**DATA ENTRIES**
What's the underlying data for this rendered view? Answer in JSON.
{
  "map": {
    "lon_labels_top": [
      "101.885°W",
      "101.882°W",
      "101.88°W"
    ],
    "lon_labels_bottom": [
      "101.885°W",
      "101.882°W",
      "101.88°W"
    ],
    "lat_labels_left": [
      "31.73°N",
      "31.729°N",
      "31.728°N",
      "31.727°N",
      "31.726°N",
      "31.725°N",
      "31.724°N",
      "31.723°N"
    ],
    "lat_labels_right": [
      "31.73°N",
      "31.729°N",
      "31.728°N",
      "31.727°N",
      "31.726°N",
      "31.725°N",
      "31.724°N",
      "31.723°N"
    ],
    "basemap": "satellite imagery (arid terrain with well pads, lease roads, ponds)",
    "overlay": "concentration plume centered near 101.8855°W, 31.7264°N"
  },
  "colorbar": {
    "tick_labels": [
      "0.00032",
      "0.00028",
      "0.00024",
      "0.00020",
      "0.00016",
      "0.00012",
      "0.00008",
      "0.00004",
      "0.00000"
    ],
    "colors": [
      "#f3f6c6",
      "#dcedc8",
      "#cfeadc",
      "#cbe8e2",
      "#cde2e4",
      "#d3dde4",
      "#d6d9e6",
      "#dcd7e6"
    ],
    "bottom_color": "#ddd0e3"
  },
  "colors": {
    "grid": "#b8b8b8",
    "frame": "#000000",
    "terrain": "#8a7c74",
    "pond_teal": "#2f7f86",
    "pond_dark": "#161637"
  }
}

--

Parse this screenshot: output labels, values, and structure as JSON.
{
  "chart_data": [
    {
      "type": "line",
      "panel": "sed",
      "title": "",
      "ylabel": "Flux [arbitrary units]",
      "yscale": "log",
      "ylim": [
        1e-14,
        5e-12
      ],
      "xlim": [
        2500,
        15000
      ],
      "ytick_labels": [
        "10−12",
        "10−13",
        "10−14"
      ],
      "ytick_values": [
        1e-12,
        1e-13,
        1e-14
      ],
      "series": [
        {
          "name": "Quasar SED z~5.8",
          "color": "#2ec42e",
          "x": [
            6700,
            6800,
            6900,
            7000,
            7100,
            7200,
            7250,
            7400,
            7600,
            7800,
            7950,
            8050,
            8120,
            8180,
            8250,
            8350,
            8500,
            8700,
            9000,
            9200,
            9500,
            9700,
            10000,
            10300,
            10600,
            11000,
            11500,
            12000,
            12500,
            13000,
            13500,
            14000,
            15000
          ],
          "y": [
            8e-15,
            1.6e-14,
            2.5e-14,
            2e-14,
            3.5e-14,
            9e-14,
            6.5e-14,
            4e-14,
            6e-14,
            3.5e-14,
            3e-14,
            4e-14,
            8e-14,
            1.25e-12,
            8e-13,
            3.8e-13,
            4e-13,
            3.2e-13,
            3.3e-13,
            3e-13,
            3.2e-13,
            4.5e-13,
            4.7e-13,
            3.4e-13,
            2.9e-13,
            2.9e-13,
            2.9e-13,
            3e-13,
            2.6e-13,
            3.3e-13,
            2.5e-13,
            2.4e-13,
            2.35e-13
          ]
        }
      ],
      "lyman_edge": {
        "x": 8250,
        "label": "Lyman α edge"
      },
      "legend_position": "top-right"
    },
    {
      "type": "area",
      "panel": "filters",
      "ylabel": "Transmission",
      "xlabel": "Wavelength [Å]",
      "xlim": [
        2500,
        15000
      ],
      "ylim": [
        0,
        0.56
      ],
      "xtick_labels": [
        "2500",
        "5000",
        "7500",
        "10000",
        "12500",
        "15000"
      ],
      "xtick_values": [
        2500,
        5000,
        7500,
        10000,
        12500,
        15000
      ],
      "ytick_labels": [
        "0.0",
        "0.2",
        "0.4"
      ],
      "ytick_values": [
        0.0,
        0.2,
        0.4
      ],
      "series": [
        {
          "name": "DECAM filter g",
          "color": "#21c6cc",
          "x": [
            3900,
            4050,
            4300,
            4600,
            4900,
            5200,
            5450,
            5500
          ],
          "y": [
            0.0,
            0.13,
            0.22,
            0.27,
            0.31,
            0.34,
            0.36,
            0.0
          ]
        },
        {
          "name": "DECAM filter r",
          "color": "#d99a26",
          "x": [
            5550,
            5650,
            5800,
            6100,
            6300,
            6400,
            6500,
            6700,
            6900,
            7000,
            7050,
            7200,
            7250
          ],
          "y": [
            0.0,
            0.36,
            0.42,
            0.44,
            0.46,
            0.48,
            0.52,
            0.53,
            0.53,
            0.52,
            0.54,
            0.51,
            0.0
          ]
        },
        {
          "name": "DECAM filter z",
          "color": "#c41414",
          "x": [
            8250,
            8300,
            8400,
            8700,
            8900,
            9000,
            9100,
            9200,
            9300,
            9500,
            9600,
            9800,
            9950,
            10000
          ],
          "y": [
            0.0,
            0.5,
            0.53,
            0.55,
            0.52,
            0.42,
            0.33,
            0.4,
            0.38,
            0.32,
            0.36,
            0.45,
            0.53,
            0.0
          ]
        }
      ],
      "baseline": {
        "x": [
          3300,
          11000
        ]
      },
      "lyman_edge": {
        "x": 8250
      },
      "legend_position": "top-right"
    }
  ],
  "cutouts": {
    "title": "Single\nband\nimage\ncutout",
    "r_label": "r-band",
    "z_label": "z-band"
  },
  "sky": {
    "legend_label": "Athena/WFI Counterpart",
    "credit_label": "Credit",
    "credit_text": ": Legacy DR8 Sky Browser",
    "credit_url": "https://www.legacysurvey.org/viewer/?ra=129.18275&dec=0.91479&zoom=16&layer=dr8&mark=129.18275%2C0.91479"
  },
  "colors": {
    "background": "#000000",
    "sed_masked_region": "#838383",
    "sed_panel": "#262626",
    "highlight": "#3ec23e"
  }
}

**PROBLEM DESCRIPTION**
In the records above, find the lines containing "this" and copy them.

**RESPONSE**
What's the underlying data for this rendered view? Answer in JSON.
Parse this screenshot: output labels, values, and structure as JSON.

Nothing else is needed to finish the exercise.